# Request
Copy out all lines in the data below containing the string "ดกระทรวง".

Start of Given records

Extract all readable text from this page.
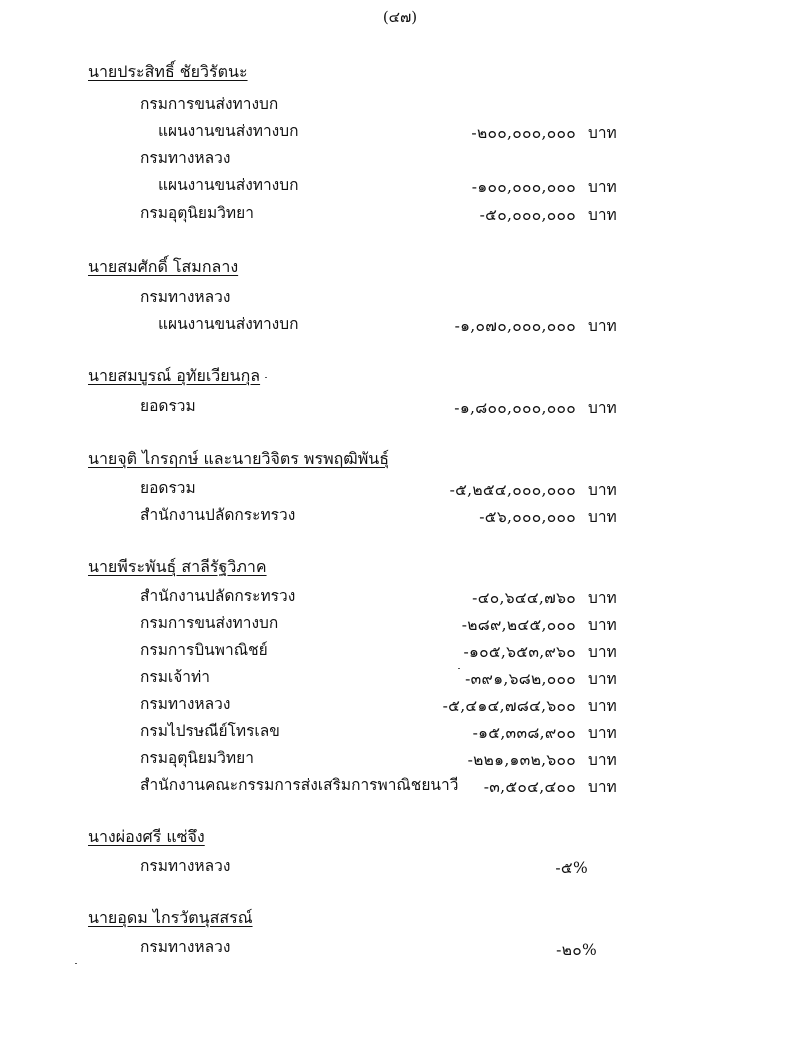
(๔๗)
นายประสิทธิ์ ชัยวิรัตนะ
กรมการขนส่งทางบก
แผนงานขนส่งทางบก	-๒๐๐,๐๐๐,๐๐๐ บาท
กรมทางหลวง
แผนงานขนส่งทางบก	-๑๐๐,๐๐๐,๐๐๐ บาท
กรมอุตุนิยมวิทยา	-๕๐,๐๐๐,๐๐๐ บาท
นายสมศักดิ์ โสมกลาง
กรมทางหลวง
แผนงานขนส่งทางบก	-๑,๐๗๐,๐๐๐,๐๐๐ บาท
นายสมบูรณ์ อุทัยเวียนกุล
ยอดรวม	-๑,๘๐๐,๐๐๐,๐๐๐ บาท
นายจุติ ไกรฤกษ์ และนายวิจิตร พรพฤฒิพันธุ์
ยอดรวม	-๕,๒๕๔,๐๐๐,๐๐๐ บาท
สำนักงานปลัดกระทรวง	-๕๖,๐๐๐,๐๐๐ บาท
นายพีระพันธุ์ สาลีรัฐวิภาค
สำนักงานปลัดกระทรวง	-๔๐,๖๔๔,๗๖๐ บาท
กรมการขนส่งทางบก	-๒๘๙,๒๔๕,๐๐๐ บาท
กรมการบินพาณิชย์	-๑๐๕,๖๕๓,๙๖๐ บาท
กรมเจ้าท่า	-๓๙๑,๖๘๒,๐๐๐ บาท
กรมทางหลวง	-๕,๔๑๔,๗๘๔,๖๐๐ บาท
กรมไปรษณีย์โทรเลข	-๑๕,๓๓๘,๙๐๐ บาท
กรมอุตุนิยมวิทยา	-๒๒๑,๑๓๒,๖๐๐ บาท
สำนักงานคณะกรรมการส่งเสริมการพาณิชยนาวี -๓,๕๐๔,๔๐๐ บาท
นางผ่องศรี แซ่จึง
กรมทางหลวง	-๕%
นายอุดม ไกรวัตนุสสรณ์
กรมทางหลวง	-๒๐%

End of Given records
Start of Given records

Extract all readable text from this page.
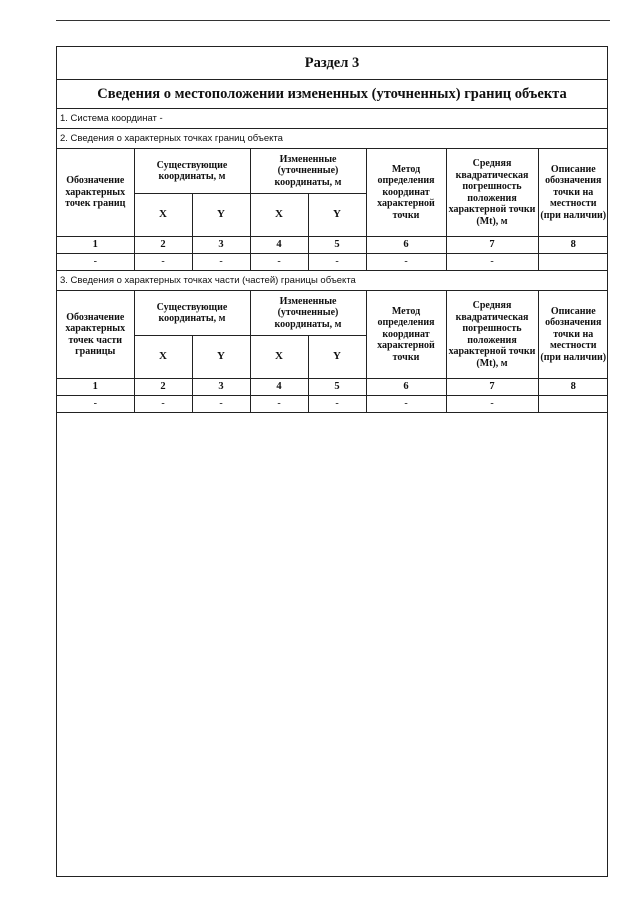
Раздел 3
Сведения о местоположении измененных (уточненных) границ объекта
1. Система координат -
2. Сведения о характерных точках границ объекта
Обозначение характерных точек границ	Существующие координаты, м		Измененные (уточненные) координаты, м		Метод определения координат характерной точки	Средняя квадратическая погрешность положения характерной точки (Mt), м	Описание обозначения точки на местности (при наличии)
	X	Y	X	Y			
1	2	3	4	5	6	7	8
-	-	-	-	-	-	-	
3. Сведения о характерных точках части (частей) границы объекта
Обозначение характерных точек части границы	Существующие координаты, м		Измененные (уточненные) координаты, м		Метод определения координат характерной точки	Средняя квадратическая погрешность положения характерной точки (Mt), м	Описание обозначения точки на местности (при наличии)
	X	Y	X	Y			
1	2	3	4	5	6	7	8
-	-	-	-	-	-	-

End of Given records

# Solution below
สำนักงานปลัดกระทรวง	-๕๖,๐๐๐,๐๐๐ บาท
สำนักงานปลัดกระทรวง	-๔๐,๖๔๔,๗๖๐ บาท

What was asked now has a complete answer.